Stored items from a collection
________
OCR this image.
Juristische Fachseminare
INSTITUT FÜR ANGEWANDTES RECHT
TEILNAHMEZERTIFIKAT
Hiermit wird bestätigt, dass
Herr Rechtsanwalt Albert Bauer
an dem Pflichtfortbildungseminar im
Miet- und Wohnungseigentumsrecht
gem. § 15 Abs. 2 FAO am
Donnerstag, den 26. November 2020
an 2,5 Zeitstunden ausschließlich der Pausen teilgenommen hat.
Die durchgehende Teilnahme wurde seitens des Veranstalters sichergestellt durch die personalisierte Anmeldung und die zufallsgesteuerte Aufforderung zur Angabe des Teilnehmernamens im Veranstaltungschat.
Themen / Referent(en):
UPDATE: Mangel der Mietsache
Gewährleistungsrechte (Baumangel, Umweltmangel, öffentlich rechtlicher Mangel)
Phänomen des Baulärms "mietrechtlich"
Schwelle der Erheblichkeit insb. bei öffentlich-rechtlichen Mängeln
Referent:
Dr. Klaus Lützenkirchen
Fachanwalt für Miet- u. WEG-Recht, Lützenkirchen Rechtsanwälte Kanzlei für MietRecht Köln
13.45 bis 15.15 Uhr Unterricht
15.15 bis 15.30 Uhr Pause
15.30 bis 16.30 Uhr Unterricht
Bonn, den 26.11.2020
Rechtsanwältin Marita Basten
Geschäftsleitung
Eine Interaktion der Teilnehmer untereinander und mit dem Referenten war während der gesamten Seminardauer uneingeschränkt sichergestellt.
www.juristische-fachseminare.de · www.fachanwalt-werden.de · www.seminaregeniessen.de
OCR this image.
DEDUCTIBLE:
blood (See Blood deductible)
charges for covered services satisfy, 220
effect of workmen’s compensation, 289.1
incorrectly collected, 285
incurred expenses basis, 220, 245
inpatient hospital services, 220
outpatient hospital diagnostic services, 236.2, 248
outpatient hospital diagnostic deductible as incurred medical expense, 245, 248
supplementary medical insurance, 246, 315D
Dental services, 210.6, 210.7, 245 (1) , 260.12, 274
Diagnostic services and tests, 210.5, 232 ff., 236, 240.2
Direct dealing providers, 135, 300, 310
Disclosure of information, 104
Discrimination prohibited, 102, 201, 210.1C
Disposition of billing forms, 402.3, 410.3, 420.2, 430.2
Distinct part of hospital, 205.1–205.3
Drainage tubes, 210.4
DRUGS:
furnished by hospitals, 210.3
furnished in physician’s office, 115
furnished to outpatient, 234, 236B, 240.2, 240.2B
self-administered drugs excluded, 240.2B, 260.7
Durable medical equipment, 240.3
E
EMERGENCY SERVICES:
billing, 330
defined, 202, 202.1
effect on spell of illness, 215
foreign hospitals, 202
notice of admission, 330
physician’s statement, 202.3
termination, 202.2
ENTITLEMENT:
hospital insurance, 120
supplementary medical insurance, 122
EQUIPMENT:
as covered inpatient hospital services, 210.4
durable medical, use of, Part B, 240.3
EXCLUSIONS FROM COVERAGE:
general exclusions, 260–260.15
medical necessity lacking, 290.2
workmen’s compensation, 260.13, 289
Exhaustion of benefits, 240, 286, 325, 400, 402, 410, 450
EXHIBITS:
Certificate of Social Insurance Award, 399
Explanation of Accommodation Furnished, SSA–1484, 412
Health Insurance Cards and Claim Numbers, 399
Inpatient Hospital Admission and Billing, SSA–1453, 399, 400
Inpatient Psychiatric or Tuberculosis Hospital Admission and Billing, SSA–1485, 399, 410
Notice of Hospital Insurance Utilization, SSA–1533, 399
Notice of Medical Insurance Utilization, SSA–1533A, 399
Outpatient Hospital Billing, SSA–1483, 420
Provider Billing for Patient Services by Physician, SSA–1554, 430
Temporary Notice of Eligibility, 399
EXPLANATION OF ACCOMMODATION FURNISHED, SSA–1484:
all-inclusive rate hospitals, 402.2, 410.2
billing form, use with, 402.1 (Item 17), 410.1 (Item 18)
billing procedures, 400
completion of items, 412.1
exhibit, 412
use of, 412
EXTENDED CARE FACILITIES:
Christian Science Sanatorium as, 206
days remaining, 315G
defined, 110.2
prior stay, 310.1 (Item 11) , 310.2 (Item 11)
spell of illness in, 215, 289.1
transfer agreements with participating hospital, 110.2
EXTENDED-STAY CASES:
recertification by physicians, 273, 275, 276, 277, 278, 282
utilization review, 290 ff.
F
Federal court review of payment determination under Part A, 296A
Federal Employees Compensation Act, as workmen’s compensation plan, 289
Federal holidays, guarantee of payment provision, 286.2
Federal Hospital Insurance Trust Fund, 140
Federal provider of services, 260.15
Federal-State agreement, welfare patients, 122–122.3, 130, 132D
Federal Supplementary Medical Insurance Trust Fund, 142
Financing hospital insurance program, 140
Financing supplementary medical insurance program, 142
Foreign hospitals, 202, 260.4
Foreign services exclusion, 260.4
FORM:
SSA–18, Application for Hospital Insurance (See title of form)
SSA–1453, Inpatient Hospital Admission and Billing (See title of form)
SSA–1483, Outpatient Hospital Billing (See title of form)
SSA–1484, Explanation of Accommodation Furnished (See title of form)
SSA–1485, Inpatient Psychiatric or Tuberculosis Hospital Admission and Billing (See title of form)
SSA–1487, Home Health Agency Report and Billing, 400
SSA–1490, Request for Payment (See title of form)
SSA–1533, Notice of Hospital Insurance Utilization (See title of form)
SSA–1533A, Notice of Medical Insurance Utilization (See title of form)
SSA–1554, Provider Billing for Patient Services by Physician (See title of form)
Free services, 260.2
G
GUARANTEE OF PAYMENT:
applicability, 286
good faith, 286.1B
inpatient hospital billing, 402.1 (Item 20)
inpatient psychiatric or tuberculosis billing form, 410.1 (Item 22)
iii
________
= WHAT YOU NEED TO DO =
In this exercise, reproduce each line above exactly.

= REPLY =
OCR this image.
Juristische Fachseminare
INSTITUT FÜR ANGEWANDTES RECHT
TEILNAHMEZERTIFIKAT
Hiermit wird bestätigt, dass
Herr Rechtsanwalt Albert Bauer
an dem Pflichtfortbildungseminar im
Miet- und Wohnungseigentumsrecht
gem. § 15 Abs. 2 FAO am
Donnerstag, den 26. November 2020
an 2,5 Zeitstunden ausschließlich der Pausen teilgenommen hat.
Die durchgehende Teilnahme wurde seitens des Veranstalters sichergestellt durch die personalisierte Anmeldung und die zufallsgesteuerte Aufforderung zur Angabe des Teilnehmernamens im Veranstaltungschat.
Themen / Referent(en):
UPDATE: Mangel der Mietsache
Gewährleistungsrechte (Baumangel, Umweltmangel, öffentlich rechtlicher Mangel)
Phänomen des Baulärms "mietrechtlich"
Schwelle der Erheblichkeit insb. bei öffentlich-rechtlichen Mängeln
Referent:
Dr. Klaus Lützenkirchen
Fachanwalt für Miet- u. WEG-Recht, Lützenkirchen Rechtsanwälte Kanzlei für MietRecht Köln
13.45 bis 15.15 Uhr Unterricht
15.15 bis 15.30 Uhr Pause
15.30 bis 16.30 Uhr Unterricht
Bonn, den 26.11.2020
Rechtsanwältin Marita Basten
Geschäftsleitung
Eine Interaktion der Teilnehmer untereinander und mit dem Referenten war während der gesamten Seminardauer uneingeschränkt sichergestellt.
www.juristische-fachseminare.de · www.fachanwalt-werden.de · www.seminaregeniessen.de
OCR this image.
DEDUCTIBLE:
blood (See Blood deductible)
charges for covered services satisfy, 220
effect of workmen’s compensation, 289.1
incorrectly collected, 285
incurred expenses basis, 220, 245
inpatient hospital services, 220
outpatient hospital diagnostic services, 236.2, 248
outpatient hospital diagnostic deductible as incurred medical expense, 245, 248
supplementary medical insurance, 246, 315D
Dental services, 210.6, 210.7, 245 (1) , 260.12, 274
Diagnostic services and tests, 210.5, 232 ff., 236, 240.2
Direct dealing providers, 135, 300, 310
Disclosure of information, 104
Discrimination prohibited, 102, 201, 210.1C
Disposition of billing forms, 402.3, 410.3, 420.2, 430.2
Distinct part of hospital, 205.1–205.3
Drainage tubes, 210.4
DRUGS:
furnished by hospitals, 210.3
furnished in physician’s office, 115
furnished to outpatient, 234, 236B, 240.2, 240.2B
self-administered drugs excluded, 240.2B, 260.7
Durable medical equipment, 240.3
E
EMERGENCY SERVICES:
billing, 330
defined, 202, 202.1
effect on spell of illness, 215
foreign hospitals, 202
notice of admission, 330
physician’s statement, 202.3
termination, 202.2
ENTITLEMENT:
hospital insurance, 120
supplementary medical insurance, 122
EQUIPMENT:
as covered inpatient hospital services, 210.4
durable medical, use of, Part B, 240.3
EXCLUSIONS FROM COVERAGE:
general exclusions, 260–260.15
medical necessity lacking, 290.2
workmen’s compensation, 260.13, 289
Exhaustion of benefits, 240, 286, 325, 400, 402, 410, 450
EXHIBITS:
Certificate of Social Insurance Award, 399
Explanation of Accommodation Furnished, SSA–1484, 412
Health Insurance Cards and Claim Numbers, 399
Inpatient Hospital Admission and Billing, SSA–1453, 399, 400
Inpatient Psychiatric or Tuberculosis Hospital Admission and Billing, SSA–1485, 399, 410
Notice of Hospital Insurance Utilization, SSA–1533, 399
Notice of Medical Insurance Utilization, SSA–1533A, 399
Outpatient Hospital Billing, SSA–1483, 420
Provider Billing for Patient Services by Physician, SSA–1554, 430
Temporary Notice of Eligibility, 399
EXPLANATION OF ACCOMMODATION FURNISHED, SSA–1484:
all-inclusive rate hospitals, 402.2, 410.2
billing form, use with, 402.1 (Item 17), 410.1 (Item 18)
billing procedures, 400
completion of items, 412.1
exhibit, 412
use of, 412
EXTENDED CARE FACILITIES:
Christian Science Sanatorium as, 206
days remaining, 315G
defined, 110.2
prior stay, 310.1 (Item 11) , 310.2 (Item 11)
spell of illness in, 215, 289.1
transfer agreements with participating hospital, 110.2
EXTENDED-STAY CASES:
recertification by physicians, 273, 275, 276, 277, 278, 282
utilization review, 290 ff.
F
Federal court review of payment determination under Part A, 296A
Federal Employees Compensation Act, as workmen’s compensation plan, 289
Federal holidays, guarantee of payment provision, 286.2
Federal Hospital Insurance Trust Fund, 140
Federal provider of services, 260.15
Federal-State agreement, welfare patients, 122–122.3, 130, 132D
Federal Supplementary Medical Insurance Trust Fund, 142
Financing hospital insurance program, 140
Financing supplementary medical insurance program, 142
Foreign hospitals, 202, 260.4
Foreign services exclusion, 260.4
FORM:
SSA–18, Application for Hospital Insurance (See title of form)
SSA–1453, Inpatient Hospital Admission and Billing (See title of form)
SSA–1483, Outpatient Hospital Billing (See title of form)
SSA–1484, Explanation of Accommodation Furnished (See title of form)
SSA–1485, Inpatient Psychiatric or Tuberculosis Hospital Admission and Billing (See title of form)
SSA–1487, Home Health Agency Report and Billing, 400
SSA–1490, Request for Payment (See title of form)
SSA–1533, Notice of Hospital Insurance Utilization (See title of form)
SSA–1533A, Notice of Medical Insurance Utilization (See title of form)
SSA–1554, Provider Billing for Patient Services by Physician (See title of form)
Free services, 260.2
G
GUARANTEE OF PAYMENT:
applicability, 286
good faith, 286.1B
inpatient hospital billing, 402.1 (Item 20)
inpatient psychiatric or tuberculosis billing form, 410.1 (Item 22)
iii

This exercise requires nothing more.